§ Task instructions:
Track down every line below that holds "through" and copy it.
===== Input material
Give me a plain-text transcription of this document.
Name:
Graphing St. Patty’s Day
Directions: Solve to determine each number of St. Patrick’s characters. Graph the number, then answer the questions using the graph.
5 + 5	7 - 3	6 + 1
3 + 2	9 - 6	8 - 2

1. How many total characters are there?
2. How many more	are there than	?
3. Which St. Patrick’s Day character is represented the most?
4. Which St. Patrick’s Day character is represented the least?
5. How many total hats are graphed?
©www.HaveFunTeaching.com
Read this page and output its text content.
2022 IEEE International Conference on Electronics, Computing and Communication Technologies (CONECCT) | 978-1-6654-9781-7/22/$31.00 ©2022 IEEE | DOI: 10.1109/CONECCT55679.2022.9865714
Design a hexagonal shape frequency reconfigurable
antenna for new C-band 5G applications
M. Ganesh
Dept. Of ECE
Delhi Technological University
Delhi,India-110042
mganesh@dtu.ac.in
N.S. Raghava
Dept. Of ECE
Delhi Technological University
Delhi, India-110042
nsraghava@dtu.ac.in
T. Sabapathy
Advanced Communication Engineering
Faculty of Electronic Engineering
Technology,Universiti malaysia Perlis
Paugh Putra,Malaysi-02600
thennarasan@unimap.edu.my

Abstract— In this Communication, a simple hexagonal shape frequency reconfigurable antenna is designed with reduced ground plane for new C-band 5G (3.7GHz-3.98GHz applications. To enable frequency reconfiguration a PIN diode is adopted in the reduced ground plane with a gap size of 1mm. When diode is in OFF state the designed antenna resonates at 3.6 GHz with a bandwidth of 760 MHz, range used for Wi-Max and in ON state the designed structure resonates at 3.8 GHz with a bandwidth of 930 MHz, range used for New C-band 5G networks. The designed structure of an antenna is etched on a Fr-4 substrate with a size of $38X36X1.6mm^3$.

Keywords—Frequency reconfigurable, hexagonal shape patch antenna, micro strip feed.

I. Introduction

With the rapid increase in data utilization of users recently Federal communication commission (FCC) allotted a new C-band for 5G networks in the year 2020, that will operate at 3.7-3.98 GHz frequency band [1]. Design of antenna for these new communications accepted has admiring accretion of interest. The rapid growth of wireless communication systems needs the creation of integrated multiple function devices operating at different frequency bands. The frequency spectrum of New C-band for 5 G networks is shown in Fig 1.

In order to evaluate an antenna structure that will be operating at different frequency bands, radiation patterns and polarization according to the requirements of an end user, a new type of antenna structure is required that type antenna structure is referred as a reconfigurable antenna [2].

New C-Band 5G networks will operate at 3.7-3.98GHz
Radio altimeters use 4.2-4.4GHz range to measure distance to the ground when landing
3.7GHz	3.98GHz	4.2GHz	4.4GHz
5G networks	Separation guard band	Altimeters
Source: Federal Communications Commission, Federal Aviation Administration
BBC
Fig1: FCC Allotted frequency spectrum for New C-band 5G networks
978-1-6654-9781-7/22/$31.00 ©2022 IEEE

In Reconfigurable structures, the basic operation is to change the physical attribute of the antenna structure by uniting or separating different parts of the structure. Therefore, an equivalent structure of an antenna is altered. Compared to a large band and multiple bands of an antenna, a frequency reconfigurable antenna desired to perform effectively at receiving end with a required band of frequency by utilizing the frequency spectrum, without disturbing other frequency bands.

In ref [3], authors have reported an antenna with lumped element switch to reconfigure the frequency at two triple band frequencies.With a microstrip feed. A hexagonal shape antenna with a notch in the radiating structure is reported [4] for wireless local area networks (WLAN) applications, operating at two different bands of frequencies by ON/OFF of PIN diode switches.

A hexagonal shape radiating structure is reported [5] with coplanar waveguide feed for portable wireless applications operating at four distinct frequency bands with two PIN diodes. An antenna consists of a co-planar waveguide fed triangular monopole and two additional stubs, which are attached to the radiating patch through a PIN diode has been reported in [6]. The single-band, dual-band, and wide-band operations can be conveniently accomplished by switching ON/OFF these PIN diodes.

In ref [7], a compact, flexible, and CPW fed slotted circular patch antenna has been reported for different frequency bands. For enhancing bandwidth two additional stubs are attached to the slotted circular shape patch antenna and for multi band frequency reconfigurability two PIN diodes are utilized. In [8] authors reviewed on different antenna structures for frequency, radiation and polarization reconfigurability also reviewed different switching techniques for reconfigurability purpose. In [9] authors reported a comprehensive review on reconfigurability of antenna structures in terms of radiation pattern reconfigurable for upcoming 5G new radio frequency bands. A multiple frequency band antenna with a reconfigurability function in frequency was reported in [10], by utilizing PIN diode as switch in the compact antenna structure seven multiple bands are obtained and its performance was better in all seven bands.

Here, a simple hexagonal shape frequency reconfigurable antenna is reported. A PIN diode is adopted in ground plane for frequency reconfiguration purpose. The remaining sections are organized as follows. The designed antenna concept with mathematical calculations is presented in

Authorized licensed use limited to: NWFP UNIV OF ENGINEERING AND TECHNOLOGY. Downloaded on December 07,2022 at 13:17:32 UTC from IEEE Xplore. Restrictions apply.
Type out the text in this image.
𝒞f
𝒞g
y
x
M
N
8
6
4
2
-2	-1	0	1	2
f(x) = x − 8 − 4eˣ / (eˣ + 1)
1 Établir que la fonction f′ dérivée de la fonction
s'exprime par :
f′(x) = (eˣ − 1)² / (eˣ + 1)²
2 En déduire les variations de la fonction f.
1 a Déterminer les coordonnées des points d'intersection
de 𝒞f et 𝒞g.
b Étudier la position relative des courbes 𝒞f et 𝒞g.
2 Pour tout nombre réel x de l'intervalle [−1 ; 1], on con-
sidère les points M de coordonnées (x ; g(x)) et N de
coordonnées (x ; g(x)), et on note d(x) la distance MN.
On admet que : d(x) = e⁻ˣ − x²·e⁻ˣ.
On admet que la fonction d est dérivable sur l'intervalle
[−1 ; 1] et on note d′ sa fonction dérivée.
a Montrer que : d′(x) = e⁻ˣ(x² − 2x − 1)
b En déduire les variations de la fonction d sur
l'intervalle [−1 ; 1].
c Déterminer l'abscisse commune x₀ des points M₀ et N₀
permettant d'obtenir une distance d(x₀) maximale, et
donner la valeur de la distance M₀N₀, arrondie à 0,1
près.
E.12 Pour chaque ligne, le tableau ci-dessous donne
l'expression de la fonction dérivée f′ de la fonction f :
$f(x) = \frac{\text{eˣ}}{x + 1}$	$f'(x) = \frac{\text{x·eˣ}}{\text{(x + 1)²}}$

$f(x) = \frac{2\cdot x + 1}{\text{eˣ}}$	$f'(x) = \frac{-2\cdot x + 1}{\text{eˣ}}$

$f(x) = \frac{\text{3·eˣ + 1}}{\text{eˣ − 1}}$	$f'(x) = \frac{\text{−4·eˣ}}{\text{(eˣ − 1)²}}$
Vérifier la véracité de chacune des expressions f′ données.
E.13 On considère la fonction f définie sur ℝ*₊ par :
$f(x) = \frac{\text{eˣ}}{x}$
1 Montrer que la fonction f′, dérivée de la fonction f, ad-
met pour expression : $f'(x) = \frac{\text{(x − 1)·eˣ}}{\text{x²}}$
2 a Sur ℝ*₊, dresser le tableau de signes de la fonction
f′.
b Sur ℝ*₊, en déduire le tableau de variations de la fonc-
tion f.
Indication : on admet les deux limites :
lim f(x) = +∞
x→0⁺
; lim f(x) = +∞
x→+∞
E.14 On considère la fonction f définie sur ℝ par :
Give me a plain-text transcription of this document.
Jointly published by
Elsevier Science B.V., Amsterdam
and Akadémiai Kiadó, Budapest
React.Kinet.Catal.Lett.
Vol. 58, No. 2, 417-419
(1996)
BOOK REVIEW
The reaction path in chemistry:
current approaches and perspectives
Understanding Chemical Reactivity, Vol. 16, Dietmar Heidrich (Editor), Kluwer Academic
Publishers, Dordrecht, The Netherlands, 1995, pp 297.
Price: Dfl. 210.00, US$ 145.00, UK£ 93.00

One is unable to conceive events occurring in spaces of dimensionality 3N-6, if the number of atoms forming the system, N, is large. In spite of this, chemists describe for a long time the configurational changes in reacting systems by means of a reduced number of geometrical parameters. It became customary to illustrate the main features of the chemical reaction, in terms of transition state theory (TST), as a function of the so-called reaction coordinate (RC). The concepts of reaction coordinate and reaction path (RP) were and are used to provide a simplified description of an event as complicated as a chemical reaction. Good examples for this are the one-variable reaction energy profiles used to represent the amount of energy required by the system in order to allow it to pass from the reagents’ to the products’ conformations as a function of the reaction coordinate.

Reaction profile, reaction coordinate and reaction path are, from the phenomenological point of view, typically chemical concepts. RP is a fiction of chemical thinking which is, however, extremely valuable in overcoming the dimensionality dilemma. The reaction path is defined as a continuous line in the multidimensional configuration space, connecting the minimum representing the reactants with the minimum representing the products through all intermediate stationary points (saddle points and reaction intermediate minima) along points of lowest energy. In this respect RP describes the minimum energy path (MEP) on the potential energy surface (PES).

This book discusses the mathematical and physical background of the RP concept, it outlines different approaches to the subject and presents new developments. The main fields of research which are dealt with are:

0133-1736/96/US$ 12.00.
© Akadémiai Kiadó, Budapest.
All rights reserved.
==========
§ The result:
A hexagonal shape radiating structure is reported [5] with coplanar waveguide feed for portable wireless applications operating at four distinct frequency bands with two PIN diodes. An antenna consists of a co-planar waveguide fed triangular monopole and two additional stubs, which are attached to the radiating patch through a PIN diode has been reported in [6]. The single-band, dual-band, and wide-band operations can be conveniently accomplished by switching ON/OFF these PIN diodes.
Reaction profile, reaction coordinate and reaction path are, from the phenomenological point of view, typically chemical concepts. RP is a fiction of chemical thinking which is, however, extremely valuable in overcoming the dimensionality dilemma. The reaction path is defined as a continuous line in the multidimensional configuration space, connecting the minimum representing the reactants with the minimum representing the products through all intermediate stationary points (saddle points and reaction intermediate minima) along points of lowest energy. In this respect RP describes the minimum energy path (MEP) on the potential energy surface (PES).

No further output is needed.